◆ Dataset content
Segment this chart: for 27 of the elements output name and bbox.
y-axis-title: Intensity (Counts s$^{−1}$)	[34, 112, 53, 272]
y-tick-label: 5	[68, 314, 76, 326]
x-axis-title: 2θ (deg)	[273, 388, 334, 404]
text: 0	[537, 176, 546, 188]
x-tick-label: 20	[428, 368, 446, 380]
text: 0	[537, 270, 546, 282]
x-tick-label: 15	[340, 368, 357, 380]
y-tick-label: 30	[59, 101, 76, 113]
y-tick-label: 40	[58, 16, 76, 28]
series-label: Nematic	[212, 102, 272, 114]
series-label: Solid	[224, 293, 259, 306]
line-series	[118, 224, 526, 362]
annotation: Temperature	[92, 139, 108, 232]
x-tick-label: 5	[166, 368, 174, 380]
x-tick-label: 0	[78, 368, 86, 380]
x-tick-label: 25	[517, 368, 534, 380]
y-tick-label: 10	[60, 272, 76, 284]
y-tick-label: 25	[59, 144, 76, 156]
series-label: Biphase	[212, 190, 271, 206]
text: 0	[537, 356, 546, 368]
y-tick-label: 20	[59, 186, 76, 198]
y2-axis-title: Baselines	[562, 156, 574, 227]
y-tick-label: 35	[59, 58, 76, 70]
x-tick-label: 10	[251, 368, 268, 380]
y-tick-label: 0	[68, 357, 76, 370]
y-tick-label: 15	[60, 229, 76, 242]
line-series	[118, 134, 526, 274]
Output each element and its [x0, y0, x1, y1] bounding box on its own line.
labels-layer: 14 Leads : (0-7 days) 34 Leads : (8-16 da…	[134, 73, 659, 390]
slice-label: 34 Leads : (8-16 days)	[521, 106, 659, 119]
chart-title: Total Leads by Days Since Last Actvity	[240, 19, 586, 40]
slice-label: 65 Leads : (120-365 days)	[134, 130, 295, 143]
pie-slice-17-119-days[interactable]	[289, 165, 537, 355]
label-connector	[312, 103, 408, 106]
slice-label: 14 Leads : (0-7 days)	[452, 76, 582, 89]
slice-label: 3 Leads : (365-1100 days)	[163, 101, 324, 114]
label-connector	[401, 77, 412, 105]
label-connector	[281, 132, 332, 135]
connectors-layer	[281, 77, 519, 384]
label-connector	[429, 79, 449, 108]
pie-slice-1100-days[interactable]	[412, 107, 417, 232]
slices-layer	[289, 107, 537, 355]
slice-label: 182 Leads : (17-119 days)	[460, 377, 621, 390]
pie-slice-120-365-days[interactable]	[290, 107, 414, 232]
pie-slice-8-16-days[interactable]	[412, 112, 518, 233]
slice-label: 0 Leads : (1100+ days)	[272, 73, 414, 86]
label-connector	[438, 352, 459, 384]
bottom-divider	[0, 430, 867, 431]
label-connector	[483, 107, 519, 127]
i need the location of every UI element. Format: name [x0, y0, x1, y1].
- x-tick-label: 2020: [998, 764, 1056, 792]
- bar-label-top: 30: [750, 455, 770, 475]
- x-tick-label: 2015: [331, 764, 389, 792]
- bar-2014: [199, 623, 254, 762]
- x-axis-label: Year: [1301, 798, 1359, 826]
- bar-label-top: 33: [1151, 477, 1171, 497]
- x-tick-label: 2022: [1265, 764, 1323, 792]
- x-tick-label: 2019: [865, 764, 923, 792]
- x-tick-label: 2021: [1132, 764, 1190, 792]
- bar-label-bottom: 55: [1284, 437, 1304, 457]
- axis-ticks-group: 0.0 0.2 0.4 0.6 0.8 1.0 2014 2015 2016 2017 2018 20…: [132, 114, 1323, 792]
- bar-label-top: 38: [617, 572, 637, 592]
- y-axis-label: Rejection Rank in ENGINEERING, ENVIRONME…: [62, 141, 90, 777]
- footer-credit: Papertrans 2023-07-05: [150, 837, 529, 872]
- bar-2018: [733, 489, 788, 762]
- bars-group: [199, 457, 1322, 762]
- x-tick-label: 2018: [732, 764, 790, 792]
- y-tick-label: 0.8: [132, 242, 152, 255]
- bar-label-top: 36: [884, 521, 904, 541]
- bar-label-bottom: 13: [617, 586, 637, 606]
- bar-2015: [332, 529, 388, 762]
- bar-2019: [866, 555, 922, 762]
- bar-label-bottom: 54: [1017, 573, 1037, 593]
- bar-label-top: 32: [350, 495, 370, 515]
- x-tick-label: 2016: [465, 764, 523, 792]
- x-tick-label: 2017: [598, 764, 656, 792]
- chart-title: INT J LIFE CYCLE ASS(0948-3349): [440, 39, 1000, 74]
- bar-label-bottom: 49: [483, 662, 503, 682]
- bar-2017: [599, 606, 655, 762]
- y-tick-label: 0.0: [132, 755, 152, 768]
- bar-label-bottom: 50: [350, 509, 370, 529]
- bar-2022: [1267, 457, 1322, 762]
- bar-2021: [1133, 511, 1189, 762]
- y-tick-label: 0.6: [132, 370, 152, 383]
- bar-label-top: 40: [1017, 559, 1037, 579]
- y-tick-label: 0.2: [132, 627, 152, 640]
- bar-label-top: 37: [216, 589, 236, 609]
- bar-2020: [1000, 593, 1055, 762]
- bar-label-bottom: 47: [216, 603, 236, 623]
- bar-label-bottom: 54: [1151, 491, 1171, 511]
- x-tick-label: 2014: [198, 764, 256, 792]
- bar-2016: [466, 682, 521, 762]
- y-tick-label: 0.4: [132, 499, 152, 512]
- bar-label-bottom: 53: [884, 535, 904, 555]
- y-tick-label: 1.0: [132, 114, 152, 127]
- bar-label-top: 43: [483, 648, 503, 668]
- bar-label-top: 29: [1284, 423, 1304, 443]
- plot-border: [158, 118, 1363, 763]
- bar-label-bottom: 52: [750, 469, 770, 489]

◆ Aim of the task
Please output all of the entries above again, line for line and without changing a single character.

◆ Answer for this exercise
Segment this chart: for 27 of the elements output name and bbox.
y-axis-title: Intensity (Counts s$^{−1}$)	[34, 112, 53, 272]
y-tick-label: 5	[68, 314, 76, 326]
x-axis-title: 2θ (deg)	[273, 388, 334, 404]
text: 0	[537, 176, 546, 188]
x-tick-label: 20	[428, 368, 446, 380]
text: 0	[537, 270, 546, 282]
x-tick-label: 15	[340, 368, 357, 380]
y-tick-label: 30	[59, 101, 76, 113]
y-tick-label: 40	[58, 16, 76, 28]
series-label: Nematic	[212, 102, 272, 114]
series-label: Solid	[224, 293, 259, 306]
line-series	[118, 224, 526, 362]
annotation: Temperature	[92, 139, 108, 232]
x-tick-label: 5	[166, 368, 174, 380]
x-tick-label: 0	[78, 368, 86, 380]
x-tick-label: 25	[517, 368, 534, 380]
y-tick-label: 10	[60, 272, 76, 284]
y-tick-label: 25	[59, 144, 76, 156]
series-label: Biphase	[212, 190, 271, 206]
text: 0	[537, 356, 546, 368]
y-tick-label: 20	[59, 186, 76, 198]
y2-axis-title: Baselines	[562, 156, 574, 227]
y-tick-label: 35	[59, 58, 76, 70]
x-tick-label: 10	[251, 368, 268, 380]
y-tick-label: 0	[68, 357, 76, 370]
y-tick-label: 15	[60, 229, 76, 242]
line-series	[118, 134, 526, 274]
Output each element and its [x0, y0, x1, y1] bounding box on its own line.
labels-layer: 14 Leads : (0-7 days) 34 Leads : (8-16 da…	[134, 73, 659, 390]
slice-label: 34 Leads : (8-16 days)	[521, 106, 659, 119]
chart-title: Total Leads by Days Since Last Actvity	[240, 19, 586, 40]
slice-label: 65 Leads : (120-365 days)	[134, 130, 295, 143]
pie-slice-17-119-days[interactable]	[289, 165, 537, 355]
label-connector	[312, 103, 408, 106]
slice-label: 14 Leads : (0-7 days)	[452, 76, 582, 89]
slice-label: 3 Leads : (365-1100 days)	[163, 101, 324, 114]
label-connector	[401, 77, 412, 105]
label-connector	[281, 132, 332, 135]
connectors-layer	[281, 77, 519, 384]
label-connector	[429, 79, 449, 108]
pie-slice-1100-days[interactable]	[412, 107, 417, 232]
slices-layer	[289, 107, 537, 355]
slice-label: 182 Leads : (17-119 days)	[460, 377, 621, 390]
pie-slice-120-365-days[interactable]	[290, 107, 414, 232]
pie-slice-8-16-days[interactable]	[412, 112, 518, 233]
slice-label: 0 Leads : (1100+ days)	[272, 73, 414, 86]
label-connector	[438, 352, 459, 384]
bottom-divider	[0, 430, 867, 431]
label-connector	[483, 107, 519, 127]
i need the location of every UI element. Format: name [x0, y0, x1, y1].
- x-tick-label: 2020: [998, 764, 1056, 792]
- bar-label-top: 30: [750, 455, 770, 475]
- x-tick-label: 2015: [331, 764, 389, 792]
- bar-2014: [199, 623, 254, 762]
- x-axis-label: Year: [1301, 798, 1359, 826]
- bar-label-top: 33: [1151, 477, 1171, 497]
- x-tick-label: 2022: [1265, 764, 1323, 792]
- x-tick-label: 2019: [865, 764, 923, 792]
- x-tick-label: 2021: [1132, 764, 1190, 792]
- bar-label-bottom: 55: [1284, 437, 1304, 457]
- axis-ticks-group: 0.0 0.2 0.4 0.6 0.8 1.0 2014 2015 2016 2017 2018 20…: [132, 114, 1323, 792]
- bar-label-top: 38: [617, 572, 637, 592]
- y-axis-label: Rejection Rank in ENGINEERING, ENVIRONME…: [62, 141, 90, 777]
- footer-credit: Papertrans 2023-07-05: [150, 837, 529, 872]
- bar-2018: [733, 489, 788, 762]
- bars-group: [199, 457, 1322, 762]
- x-tick-label: 2018: [732, 764, 790, 792]
- y-tick-label: 0.8: [132, 242, 152, 255]
- bar-label-top: 36: [884, 521, 904, 541]
- bar-label-bottom: 13: [617, 586, 637, 606]
- bar-2015: [332, 529, 388, 762]
- bar-2019: [866, 555, 922, 762]
- bar-label-bottom: 54: [1017, 573, 1037, 593]
- bar-label-top: 32: [350, 495, 370, 515]
- x-tick-label: 2016: [465, 764, 523, 792]
- x-tick-label: 2017: [598, 764, 656, 792]
- chart-title: INT J LIFE CYCLE ASS(0948-3349): [440, 39, 1000, 74]
- bar-label-bottom: 49: [483, 662, 503, 682]
- bar-2017: [599, 606, 655, 762]
- y-tick-label: 0.0: [132, 755, 152, 768]
- bar-label-bottom: 50: [350, 509, 370, 529]
- bar-2022: [1267, 457, 1322, 762]
- bar-2021: [1133, 511, 1189, 762]
- y-tick-label: 0.6: [132, 370, 152, 383]
- bar-label-top: 40: [1017, 559, 1037, 579]
- y-tick-label: 0.2: [132, 627, 152, 640]
- bar-label-top: 37: [216, 589, 236, 609]
- bar-2020: [1000, 593, 1055, 762]
- bar-label-bottom: 47: [216, 603, 236, 623]
- bar-label-bottom: 54: [1151, 491, 1171, 511]
- x-tick-label: 2014: [198, 764, 256, 792]
- bar-2016: [466, 682, 521, 762]
- y-tick-label: 0.4: [132, 499, 152, 512]
- bar-label-bottom: 53: [884, 535, 904, 555]
- y-tick-label: 1.0: [132, 114, 152, 127]
- bar-label-top: 43: [483, 648, 503, 668]
- bar-label-top: 29: [1284, 423, 1304, 443]
- plot-border: [158, 118, 1363, 763]
- bar-label-bottom: 52: [750, 469, 770, 489]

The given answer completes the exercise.